[Records excerpted from a collection]
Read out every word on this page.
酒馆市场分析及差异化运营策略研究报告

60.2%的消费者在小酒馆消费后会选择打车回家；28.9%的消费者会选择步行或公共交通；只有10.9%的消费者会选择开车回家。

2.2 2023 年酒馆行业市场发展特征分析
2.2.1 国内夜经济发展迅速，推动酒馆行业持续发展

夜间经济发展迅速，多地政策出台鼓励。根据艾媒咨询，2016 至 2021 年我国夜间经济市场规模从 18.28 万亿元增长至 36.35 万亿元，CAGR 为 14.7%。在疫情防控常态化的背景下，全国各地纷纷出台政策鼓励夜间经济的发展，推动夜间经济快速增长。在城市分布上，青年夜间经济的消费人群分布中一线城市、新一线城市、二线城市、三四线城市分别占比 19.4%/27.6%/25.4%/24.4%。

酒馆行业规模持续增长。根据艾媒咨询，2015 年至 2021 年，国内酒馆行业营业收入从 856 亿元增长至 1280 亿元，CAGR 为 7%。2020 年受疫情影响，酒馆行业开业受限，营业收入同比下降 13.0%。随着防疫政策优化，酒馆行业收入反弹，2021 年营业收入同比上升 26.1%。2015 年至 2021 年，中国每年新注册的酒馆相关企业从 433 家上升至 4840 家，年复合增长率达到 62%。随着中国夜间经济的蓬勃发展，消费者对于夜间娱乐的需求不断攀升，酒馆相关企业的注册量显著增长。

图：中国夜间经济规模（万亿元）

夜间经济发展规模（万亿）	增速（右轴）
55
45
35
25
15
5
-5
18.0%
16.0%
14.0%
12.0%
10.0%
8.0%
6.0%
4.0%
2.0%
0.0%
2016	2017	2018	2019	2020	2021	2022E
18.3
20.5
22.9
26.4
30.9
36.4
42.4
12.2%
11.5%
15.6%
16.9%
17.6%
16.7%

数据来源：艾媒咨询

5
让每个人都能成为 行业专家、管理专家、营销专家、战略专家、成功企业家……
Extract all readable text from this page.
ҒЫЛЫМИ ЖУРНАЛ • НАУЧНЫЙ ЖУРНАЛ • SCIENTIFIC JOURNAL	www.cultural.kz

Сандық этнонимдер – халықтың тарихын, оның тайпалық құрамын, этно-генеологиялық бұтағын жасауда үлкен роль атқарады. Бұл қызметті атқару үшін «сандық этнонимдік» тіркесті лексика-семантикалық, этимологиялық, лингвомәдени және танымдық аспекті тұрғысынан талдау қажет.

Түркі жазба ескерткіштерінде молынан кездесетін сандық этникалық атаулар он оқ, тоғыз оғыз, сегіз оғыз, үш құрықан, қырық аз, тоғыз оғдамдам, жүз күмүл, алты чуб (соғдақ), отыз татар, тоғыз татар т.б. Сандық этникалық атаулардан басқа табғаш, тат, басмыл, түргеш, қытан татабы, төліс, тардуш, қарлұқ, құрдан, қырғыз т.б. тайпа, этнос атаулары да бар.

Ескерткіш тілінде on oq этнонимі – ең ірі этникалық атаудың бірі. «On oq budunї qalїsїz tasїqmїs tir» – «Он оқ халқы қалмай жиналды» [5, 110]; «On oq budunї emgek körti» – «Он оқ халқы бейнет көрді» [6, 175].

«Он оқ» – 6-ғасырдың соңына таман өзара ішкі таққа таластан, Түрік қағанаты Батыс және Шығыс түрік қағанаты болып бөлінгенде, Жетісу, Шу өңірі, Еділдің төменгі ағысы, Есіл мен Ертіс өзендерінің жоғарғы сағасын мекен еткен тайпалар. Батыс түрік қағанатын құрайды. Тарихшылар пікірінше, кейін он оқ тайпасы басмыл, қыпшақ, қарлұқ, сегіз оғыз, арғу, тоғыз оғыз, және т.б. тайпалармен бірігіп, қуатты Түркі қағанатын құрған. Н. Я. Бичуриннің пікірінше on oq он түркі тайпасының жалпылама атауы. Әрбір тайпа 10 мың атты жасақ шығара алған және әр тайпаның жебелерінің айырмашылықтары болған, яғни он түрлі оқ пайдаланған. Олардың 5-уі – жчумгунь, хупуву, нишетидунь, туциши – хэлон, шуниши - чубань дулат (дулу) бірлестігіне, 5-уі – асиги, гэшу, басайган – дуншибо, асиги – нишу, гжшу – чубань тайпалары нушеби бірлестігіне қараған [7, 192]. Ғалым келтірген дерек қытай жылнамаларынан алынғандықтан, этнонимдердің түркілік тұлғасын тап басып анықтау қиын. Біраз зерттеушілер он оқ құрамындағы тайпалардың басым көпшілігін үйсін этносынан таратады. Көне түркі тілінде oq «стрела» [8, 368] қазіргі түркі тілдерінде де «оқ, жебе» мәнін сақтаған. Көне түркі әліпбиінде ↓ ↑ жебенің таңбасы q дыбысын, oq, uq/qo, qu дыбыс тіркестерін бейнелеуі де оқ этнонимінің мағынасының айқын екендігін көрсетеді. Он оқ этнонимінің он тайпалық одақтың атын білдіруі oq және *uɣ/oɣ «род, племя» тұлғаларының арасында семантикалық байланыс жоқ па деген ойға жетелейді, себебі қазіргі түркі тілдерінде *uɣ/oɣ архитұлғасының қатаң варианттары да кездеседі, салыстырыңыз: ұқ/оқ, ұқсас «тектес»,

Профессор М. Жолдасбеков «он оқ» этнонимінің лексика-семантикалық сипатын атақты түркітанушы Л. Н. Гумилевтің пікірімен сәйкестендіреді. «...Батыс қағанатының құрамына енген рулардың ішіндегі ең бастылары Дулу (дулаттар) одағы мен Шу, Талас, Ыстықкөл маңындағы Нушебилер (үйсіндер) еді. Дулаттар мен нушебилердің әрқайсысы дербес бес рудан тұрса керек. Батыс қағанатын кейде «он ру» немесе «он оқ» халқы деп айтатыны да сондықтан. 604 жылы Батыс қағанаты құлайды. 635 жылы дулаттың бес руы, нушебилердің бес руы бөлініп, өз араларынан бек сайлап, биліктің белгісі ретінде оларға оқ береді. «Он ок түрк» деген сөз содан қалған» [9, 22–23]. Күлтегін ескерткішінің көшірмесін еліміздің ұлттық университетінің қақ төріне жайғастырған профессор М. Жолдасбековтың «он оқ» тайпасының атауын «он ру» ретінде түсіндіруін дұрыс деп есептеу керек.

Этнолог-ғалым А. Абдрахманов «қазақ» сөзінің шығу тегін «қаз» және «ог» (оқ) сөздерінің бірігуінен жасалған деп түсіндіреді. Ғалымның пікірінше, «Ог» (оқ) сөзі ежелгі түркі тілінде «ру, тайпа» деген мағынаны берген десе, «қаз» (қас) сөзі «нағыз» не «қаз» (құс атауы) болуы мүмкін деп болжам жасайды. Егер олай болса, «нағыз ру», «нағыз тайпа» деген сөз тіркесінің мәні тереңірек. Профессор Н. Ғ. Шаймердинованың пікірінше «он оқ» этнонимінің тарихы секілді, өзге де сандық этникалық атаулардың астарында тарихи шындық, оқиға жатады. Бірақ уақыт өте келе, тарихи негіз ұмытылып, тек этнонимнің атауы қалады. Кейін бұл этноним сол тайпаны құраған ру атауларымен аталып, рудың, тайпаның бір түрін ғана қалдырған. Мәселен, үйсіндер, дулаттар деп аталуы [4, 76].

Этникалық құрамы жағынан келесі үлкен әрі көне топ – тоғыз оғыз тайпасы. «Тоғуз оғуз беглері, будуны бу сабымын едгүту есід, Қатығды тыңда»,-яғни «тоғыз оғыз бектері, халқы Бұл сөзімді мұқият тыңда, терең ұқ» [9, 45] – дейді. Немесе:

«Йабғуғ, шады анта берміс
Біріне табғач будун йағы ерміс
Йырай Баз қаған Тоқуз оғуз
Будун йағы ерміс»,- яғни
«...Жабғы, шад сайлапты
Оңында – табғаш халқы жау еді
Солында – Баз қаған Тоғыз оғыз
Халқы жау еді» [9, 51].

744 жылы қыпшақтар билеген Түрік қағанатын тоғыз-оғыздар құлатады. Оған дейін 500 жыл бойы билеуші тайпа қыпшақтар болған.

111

• **Work to complete**
Wherever "йағы" shows up in a line, copy that line.

• **Exercise result**
Біріне табғач будун йағы ерміс
Будун йағы ерміс»,- яғни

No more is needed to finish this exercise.